[SOLICITUD ESCRITA 1]
Por favor, copia textualmente las líneas de los registros desde la que contiene "heritage-table (173, 177, 1150, 1593)" hasta la que contiene "table-row (174, 209, 1150, 770)", ambas incluidas.

[TEXTO DE LECTURA]
· · · · ·

Por Haroldo Sánchez
A finales de los años 70, en un viaje periodístico por el Triángulo Ixil, Quiché, encontré una iglesia católica quemada; en el fondo del antiguo recinto religioso, en una pared sobresalía una enorme cruz que resplandecía por los rayos del sol que penetraban entre los restos chamuscados de la madera que antes sostenía las láminas. Me acerqué para ver de cerca la cruz y descubrí que estaba formada por pequeños cuadros de colores que contenían los nombres y apellidos de los cientos de vecinos asesinados en las aldeas cercanas. Era un homenaje de los sobrevivientes hacia las víctimas para que nunca se olvidara su presencia.
¿Qué es una ejecución extrajudicial?, preguntó una mujer, que explicó que el ejército la había obligado a meterle la bayoneta al cadáver de su esposo. “Eso es un acto de lesa humanidad”, fue la respuesta que escuchó. El testimonio golpeó duro en la conciencia. Los ojos se llenaron de lágrimas rebeldes, que hicieron borrosa la imagen. Todo lo dicho por Ronalth Ochaeta, en el documental presentado por HBO, “The Art of Political Murder” (El arte del asesinato político), conmociona de nuevo. La adaptación del libro de Francisco Goldman, con George Clooney como uno de sus productores, trata de la muerte violenta de Monseñor Juan José Gerardi Conadera (76 años), que nos retrocedió hacía un pasado, tan presente, que su mensaje sigue vigente a pesar del tiempo.
Gerardi, junto a Monseñor Rodolfo Quezada Toruño, formaron parte de la Comisión Nacional de Reconciliación (1988), desde donde crearon la Oficina de Derechos Humanos del Arzobispado de Guatemala (ODHA), que se encargó del proyecto Recuperación de la Memoria Histórica (REMHI), donde a través de testimonios documentaron los crímenes en contra de la población civil, sobre todo, de comunidades indígenas.

· · · · ·

[SOLICITUD ESCRITA 2]
Indica si cada afirmación coincide con el texto sobre Monseñor Gerardi y responde sí o no, citando literalmente las palabras del texto que lo deciden.
(a) El documental fue presentado por HBO.
(b) George Clooney escribió el libro en que se basa el documental.
(c) La cruz de la iglesia quemada estaba formada por cuadros de colores con los nombres de los vecinos asesinados.

· · · · ·

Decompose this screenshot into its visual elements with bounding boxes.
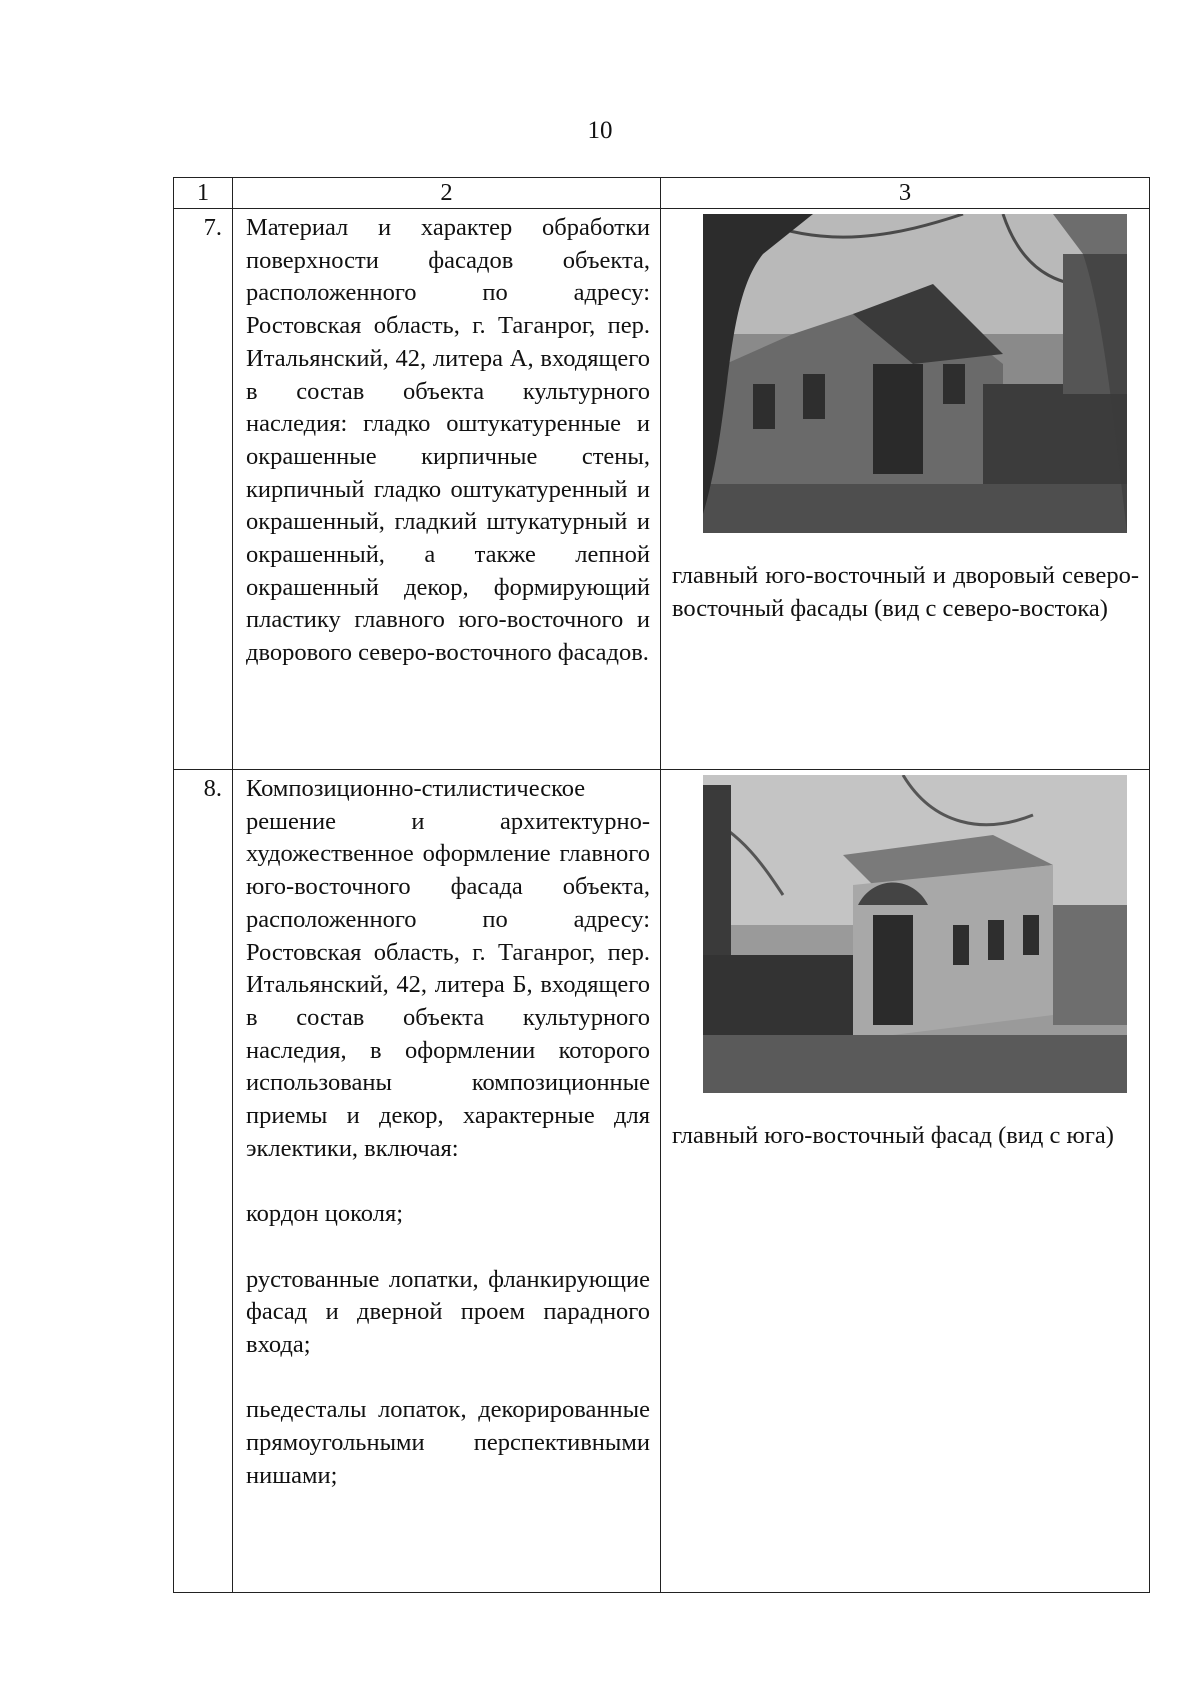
heritage-table (173, 177, 1150, 1593)
description-list-item: рустованные лопатки, фланкирующие фасад и дверной проем парадного входа; (246, 1265, 650, 1358)
header-cell-2: 2 (233, 178, 661, 209)
header-cell-1: 1 (174, 178, 233, 209)
facade-photo (703, 775, 1127, 1093)
row-number: 8. (174, 770, 233, 1593)
description-list-item: пьедесталы лопаток, декорированные прямоугольными перспективными нишами; (246, 1396, 650, 1489)
description-paragraph: Композиционно-стилистическое решение и архитектурно-художественное оформление главного юго-восточного фасада объекта, расположенного по адресу: Ростовская область, г. Таганрог, пер. Итальянский, 42, литера Б, входящего в состав объекта культурного наследия, в оформлении которого использованы композиционные приемы и декор, характерные для эклектики, включая: (246, 775, 650, 1162)
row-description (233, 770, 661, 1593)
photo-caption: главный юго-восточный фасад (вид с юга) (672, 1122, 1114, 1149)
row-description (233, 209, 661, 770)
page-number: 10 (587, 117, 613, 144)
table-row (174, 209, 1150, 770)
description-paragraph: Материал и характер обработки поверхности фасадов объекта, расположенного по адресу: Ростовская область, г. Таганрог, пер. Итальянский, 42, литера А, входящего в состав объекта культурного наследия: гладко оштукатуренные и окрашенные кирпичные стены, кирпичный гладко оштукатуренный и окрашенный, гладкий штукатурный и окрашенный, а также лепной окрашенный декор, формирующий пластику главного юго-восточного и дворового северо-восточного фасадов. (246, 214, 650, 667)
row-number: 7. (174, 209, 233, 770)
table-row (174, 770, 1150, 1593)
photo-caption: главный юго-восточный и дворовый северо-восточный фасады (вид с северо-востока) (672, 562, 1139, 622)
row-photo-cell (661, 209, 1150, 770)
header-cell-3: 3 (661, 178, 1150, 209)
description-list-item: кордон цоколя; (246, 1200, 404, 1228)
table-header-row (174, 178, 1150, 209)
facade-photo (703, 214, 1127, 533)
row-photo-cell (661, 770, 1150, 1593)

· · · · ·

[RESULTADO 1]
heritage-table (173, 177, 1150, 1593)
description-list-item: рустованные лопатки, фланкирующие фасад и дверной проем парадного входа; (246, 1265, 650, 1358)
header-cell-2: 2 (233, 178, 661, 209)
header-cell-1: 1 (174, 178, 233, 209)
facade-photo (703, 775, 1127, 1093)
row-number: 8. (174, 770, 233, 1593)
description-list-item: пьедесталы лопаток, декорированные прямоугольными перспективными нишами; (246, 1396, 650, 1489)
description-paragraph: Композиционно-стилистическое решение и архитектурно-художественное оформление главного юго-восточного фасада объекта, расположенного по адресу: Ростовская область, г. Таганрог, пер. Итальянский, 42, литера Б, входящего в состав объекта культурного наследия, в оформлении которого использованы композиционные приемы и декор, характерные для эклектики, включая: (246, 775, 650, 1162)
row-description (233, 770, 661, 1593)
photo-caption: главный юго-восточный фасад (вид с юга) (672, 1122, 1114, 1149)
row-description (233, 209, 661, 770)
page-number: 10 (587, 117, 613, 144)
table-row (174, 209, 1150, 770)

[RESULTADO 2]
(a) Sí: «en el documental presentado por HBO».
(b) No: «La adaptación del libro de Francisco Goldman, con George Clooney como uno de sus productores».
(c) Sí: «estaba formada por pequeños cuadros de colores que contenían los nombres y apellidos de los cientos de vecinos asesinados en las aldeas cercanas».